▶ _WHAT TO PRODUCE_:
Check every line of the entries below for the word "fields", and copy the ones that have it.
┏━━
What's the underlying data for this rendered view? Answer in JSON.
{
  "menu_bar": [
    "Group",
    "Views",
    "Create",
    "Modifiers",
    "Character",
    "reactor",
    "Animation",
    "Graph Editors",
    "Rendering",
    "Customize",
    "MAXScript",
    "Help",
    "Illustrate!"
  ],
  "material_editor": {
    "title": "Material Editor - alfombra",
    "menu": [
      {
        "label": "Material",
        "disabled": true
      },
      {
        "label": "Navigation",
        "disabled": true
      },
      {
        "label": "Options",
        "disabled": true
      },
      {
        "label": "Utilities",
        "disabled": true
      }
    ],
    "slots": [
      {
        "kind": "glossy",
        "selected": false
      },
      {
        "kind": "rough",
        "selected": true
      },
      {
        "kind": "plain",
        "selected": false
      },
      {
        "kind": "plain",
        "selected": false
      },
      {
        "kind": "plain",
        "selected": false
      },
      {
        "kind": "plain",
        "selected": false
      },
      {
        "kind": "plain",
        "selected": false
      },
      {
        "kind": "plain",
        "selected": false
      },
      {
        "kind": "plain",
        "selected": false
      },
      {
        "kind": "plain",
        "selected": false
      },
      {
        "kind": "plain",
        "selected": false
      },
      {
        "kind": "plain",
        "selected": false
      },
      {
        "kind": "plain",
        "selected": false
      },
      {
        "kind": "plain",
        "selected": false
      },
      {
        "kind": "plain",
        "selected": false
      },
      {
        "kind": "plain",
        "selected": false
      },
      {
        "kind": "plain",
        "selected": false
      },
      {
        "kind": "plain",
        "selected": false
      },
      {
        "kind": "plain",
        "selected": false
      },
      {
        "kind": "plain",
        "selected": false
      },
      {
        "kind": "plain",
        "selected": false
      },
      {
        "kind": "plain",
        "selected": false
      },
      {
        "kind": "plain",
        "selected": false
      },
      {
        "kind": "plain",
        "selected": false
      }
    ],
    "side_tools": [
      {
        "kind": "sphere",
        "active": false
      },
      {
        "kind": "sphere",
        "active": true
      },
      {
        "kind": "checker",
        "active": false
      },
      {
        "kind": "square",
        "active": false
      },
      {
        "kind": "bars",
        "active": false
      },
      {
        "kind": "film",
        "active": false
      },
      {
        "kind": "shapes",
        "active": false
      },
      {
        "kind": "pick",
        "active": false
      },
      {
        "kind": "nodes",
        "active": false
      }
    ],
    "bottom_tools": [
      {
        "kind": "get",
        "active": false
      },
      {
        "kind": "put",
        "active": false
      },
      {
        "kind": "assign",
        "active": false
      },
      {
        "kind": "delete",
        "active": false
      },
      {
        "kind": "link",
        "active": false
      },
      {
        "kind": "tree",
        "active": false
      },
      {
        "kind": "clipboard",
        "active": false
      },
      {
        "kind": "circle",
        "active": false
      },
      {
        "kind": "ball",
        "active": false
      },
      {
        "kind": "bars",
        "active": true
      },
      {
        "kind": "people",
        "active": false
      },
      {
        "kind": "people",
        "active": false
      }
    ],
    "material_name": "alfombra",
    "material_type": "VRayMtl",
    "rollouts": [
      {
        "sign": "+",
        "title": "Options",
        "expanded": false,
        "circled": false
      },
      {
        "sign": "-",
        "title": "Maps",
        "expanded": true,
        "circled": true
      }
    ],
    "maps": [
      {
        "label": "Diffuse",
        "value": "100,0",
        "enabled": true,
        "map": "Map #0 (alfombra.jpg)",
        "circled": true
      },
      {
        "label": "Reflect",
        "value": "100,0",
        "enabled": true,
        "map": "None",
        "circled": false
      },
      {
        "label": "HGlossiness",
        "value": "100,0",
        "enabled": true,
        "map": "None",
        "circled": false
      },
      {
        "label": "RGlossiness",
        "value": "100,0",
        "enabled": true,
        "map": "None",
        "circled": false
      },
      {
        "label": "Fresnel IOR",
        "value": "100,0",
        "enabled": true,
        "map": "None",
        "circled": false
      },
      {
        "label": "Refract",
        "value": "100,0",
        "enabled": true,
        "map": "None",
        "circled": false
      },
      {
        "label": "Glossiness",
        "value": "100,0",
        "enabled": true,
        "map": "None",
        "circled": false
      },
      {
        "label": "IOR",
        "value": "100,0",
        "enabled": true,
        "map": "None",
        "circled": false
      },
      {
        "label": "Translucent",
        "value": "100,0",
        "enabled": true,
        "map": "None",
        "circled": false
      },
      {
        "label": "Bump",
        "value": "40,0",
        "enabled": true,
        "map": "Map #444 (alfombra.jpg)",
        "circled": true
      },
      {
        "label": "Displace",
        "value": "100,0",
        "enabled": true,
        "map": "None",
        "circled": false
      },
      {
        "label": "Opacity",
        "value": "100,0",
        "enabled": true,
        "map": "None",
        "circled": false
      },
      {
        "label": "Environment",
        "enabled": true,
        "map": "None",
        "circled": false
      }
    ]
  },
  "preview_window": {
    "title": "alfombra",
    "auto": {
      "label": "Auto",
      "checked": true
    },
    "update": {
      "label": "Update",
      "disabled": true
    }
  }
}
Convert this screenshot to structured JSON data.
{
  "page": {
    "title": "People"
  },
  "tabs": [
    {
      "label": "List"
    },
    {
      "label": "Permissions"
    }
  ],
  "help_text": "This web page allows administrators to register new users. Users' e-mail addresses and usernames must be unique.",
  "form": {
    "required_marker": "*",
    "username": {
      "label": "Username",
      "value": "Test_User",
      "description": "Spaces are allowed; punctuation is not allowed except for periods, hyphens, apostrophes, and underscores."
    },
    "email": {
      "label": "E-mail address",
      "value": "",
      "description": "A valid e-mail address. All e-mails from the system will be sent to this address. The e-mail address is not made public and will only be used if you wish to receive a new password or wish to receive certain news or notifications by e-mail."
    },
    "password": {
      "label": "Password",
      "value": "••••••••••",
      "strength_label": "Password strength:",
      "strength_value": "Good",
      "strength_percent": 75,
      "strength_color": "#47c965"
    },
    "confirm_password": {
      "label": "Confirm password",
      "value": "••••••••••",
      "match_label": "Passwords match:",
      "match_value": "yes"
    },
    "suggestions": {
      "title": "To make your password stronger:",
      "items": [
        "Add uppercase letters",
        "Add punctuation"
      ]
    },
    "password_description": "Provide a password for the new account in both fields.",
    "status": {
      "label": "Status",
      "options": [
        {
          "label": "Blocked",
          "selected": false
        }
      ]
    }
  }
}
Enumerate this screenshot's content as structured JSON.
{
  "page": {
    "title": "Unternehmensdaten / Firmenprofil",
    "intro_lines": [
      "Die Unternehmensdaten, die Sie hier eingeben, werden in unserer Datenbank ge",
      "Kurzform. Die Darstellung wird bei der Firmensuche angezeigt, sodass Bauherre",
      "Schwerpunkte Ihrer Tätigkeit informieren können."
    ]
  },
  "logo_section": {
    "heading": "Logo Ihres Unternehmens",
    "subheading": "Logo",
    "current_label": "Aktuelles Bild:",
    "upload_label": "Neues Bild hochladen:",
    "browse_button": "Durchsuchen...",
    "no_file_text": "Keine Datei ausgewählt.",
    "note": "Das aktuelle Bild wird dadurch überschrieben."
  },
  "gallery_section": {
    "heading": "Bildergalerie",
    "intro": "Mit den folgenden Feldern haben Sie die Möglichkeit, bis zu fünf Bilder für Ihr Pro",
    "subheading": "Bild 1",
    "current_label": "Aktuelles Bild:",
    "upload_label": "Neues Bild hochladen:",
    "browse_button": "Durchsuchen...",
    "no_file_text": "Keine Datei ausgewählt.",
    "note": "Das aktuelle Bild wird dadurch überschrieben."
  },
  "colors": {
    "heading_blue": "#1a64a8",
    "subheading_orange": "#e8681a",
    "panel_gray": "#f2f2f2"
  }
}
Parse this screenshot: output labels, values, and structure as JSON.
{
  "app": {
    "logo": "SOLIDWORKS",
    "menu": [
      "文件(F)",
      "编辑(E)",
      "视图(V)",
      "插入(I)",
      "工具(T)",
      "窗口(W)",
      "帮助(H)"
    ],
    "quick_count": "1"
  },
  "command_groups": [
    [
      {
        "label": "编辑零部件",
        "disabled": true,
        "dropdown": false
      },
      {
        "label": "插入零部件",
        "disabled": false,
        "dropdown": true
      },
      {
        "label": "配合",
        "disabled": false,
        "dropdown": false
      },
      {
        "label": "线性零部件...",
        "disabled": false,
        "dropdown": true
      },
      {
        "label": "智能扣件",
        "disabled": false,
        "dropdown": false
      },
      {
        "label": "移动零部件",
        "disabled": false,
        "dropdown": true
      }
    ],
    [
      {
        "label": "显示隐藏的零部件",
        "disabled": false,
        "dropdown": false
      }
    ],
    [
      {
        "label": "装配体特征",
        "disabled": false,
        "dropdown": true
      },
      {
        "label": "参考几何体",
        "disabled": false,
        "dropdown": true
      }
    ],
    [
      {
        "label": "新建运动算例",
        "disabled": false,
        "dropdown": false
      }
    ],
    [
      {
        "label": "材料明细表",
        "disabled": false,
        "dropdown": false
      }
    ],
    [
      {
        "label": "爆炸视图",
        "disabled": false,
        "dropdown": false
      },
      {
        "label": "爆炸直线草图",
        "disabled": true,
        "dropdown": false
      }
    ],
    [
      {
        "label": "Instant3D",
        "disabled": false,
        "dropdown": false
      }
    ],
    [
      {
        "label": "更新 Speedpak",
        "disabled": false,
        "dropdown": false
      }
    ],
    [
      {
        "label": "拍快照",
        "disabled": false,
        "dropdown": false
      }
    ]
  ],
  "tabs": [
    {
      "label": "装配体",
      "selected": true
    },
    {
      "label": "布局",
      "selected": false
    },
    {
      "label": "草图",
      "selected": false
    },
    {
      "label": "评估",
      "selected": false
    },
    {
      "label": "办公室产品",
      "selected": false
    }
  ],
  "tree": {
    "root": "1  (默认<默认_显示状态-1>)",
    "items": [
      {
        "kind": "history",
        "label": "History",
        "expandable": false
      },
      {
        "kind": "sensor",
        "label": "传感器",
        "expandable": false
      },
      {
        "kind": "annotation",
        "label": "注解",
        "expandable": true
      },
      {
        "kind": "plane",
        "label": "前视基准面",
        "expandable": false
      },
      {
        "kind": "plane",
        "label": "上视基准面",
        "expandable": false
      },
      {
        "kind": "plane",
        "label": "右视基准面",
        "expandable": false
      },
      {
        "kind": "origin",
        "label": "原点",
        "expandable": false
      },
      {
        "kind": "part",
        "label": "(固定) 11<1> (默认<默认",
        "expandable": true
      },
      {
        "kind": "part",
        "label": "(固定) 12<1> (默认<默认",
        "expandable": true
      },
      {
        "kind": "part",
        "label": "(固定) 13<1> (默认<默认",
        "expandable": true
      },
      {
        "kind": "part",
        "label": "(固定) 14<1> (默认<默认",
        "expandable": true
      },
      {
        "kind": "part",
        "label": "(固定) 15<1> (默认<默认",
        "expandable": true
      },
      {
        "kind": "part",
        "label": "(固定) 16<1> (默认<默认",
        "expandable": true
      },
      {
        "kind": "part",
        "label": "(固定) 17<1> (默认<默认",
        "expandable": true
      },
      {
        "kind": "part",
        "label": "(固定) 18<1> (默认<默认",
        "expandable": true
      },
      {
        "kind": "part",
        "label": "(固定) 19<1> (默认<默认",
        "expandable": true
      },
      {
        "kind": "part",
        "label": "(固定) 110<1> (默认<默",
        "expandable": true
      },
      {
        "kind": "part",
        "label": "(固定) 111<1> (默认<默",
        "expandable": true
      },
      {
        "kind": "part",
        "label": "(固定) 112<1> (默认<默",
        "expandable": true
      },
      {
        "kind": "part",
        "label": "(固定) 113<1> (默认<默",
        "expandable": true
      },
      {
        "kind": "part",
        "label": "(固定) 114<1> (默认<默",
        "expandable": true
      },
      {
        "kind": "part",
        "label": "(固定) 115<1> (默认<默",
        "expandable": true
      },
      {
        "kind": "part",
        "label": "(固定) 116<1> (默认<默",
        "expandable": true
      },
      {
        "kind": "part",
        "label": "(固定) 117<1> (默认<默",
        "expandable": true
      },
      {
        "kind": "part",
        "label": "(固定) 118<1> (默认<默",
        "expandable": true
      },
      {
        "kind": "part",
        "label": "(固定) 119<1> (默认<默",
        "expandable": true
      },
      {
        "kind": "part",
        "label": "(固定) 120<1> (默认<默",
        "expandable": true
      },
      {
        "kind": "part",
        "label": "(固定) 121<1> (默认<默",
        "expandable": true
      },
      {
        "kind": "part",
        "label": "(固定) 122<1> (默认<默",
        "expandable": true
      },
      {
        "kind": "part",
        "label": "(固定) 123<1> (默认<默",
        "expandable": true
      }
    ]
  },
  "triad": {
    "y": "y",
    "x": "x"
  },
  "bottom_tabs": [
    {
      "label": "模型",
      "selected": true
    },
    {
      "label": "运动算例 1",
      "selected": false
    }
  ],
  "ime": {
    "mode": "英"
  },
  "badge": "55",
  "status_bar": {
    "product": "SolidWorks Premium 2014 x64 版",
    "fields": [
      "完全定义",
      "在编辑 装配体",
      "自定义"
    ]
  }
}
┗━━
▶ _SOLUTION TO THIS TASK_:
    "password_description": "Provide a password for the new account in both fields.",
    "fields": [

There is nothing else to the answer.